## YOUR GOAL:
Lines in the data below that contain the word "godkänd" are to be copied.
########################################
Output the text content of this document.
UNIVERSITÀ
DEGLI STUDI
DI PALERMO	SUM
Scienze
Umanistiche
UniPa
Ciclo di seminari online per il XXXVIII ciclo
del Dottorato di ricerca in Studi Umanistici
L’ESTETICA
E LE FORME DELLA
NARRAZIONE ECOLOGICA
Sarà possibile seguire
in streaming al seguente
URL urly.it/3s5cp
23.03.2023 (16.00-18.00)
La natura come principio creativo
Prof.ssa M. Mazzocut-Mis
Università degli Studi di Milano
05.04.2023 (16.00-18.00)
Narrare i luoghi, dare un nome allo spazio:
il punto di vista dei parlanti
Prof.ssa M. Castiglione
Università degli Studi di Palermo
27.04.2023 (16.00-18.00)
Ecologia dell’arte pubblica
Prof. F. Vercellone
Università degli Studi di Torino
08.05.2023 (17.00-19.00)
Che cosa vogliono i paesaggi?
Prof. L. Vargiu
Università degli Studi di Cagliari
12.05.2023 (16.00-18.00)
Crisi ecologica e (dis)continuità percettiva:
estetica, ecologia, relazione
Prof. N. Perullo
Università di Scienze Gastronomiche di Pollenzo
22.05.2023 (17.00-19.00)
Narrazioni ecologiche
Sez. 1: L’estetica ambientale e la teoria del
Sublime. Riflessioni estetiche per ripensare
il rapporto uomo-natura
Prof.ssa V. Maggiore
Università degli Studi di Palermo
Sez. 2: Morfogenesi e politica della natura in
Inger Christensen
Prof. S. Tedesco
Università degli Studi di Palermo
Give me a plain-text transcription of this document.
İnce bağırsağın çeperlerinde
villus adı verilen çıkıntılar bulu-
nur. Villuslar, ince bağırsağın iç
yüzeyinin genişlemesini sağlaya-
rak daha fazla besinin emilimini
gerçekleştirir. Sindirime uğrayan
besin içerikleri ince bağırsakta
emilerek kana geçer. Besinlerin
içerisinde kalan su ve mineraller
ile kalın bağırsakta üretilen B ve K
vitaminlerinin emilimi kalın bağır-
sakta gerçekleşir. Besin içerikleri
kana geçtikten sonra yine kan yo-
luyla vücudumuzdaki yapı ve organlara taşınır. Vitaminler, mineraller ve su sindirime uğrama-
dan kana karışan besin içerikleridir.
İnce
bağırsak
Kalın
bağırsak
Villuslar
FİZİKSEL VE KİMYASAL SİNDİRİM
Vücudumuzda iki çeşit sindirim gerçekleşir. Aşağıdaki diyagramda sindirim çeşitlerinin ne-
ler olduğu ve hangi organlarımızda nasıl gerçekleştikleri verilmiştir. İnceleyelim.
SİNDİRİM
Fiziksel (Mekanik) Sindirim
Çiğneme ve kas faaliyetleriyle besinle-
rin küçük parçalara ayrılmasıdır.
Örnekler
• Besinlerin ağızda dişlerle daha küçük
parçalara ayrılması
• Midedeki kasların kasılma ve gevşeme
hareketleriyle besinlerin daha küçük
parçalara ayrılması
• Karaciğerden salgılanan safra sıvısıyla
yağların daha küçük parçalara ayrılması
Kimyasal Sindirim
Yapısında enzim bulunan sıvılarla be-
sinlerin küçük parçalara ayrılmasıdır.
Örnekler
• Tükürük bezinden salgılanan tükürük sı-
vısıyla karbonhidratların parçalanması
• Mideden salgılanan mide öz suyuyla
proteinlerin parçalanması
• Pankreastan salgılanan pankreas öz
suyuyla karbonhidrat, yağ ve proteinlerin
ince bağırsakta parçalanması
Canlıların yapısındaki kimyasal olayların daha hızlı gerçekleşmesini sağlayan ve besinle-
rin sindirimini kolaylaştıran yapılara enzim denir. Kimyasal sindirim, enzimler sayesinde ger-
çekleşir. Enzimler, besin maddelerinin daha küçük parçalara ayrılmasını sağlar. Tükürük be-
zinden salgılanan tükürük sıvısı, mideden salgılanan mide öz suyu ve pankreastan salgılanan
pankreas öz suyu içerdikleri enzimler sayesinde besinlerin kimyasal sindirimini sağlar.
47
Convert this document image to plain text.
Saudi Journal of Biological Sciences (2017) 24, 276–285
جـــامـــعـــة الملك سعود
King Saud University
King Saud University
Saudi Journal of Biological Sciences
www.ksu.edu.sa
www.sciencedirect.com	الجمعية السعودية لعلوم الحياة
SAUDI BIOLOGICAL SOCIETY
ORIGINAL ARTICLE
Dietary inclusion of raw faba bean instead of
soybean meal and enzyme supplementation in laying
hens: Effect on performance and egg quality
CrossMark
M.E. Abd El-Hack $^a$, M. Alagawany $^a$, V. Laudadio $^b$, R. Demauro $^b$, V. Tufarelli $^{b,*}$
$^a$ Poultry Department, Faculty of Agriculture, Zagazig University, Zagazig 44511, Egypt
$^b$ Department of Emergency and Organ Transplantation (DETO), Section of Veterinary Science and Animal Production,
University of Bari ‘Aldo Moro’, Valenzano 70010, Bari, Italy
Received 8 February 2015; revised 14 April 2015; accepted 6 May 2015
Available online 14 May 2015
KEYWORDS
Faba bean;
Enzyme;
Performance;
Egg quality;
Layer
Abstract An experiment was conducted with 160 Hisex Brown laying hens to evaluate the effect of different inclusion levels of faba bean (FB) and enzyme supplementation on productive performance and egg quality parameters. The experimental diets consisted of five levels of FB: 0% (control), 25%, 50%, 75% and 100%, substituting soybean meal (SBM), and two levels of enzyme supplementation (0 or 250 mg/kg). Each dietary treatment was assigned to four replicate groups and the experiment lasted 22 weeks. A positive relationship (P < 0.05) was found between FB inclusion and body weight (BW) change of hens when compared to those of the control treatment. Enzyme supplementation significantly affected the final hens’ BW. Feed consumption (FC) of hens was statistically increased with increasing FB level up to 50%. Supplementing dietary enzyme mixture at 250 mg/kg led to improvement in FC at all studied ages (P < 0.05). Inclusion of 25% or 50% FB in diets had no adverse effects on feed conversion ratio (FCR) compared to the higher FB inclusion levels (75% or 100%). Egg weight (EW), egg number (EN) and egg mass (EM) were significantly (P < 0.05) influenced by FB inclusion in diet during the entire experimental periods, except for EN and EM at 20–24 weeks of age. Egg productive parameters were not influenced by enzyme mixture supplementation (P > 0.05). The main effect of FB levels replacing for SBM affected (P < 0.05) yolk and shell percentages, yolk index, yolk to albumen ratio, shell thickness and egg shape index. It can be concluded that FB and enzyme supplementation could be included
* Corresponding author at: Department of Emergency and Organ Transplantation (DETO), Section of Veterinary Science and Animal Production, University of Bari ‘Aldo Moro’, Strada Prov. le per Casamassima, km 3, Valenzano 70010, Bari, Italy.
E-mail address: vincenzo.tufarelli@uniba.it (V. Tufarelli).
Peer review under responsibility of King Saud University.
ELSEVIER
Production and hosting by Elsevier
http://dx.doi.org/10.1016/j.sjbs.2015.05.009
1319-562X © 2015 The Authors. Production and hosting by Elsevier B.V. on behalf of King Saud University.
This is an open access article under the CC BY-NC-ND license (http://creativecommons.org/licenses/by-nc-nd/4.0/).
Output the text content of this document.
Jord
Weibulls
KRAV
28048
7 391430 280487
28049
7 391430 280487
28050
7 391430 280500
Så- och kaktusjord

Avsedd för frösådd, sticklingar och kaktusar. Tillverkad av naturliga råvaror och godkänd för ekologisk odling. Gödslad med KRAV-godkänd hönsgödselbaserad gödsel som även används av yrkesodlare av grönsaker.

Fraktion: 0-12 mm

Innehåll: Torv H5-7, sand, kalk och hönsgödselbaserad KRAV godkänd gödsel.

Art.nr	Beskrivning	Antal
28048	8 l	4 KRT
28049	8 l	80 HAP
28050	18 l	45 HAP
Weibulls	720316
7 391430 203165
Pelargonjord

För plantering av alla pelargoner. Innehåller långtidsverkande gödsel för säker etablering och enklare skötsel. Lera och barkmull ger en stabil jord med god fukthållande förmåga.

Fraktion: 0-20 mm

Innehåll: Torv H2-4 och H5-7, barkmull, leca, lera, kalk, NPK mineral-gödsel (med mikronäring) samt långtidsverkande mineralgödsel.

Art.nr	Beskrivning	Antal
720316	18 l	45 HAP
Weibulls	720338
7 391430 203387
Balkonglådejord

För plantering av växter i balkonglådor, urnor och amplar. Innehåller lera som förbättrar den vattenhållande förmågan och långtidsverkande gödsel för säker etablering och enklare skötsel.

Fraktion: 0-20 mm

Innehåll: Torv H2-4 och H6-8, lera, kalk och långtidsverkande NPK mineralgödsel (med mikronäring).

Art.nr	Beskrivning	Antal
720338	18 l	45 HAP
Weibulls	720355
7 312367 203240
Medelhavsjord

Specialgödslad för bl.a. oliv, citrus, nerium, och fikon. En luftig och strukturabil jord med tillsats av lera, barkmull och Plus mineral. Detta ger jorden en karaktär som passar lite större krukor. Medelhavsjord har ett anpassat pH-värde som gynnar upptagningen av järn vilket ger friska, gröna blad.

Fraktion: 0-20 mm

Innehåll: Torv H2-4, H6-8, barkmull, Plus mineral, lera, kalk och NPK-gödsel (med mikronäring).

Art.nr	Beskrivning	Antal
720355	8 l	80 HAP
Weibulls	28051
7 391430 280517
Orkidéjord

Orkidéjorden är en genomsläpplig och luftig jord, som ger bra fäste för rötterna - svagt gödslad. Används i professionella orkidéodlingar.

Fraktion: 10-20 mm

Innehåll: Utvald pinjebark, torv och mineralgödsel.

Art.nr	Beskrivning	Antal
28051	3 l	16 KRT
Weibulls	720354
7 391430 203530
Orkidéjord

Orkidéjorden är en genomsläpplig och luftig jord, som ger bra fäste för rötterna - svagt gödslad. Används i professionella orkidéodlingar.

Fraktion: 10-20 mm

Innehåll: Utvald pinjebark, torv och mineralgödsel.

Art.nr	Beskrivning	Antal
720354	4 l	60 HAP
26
########################################
## REPLY TO THE EXERCISE:
Avsedd för frösådd, sticklingar och kaktusar. Tillverkad av naturliga råvaror och godkänd för ekologisk odling. Gödslad med KRAV-godkänd hönsgödselbaserad gödsel som även används av yrkesodlare av grönsaker.
Innehåll: Torv H5-7, sand, kalk och hönsgödselbaserad KRAV godkänd gödsel.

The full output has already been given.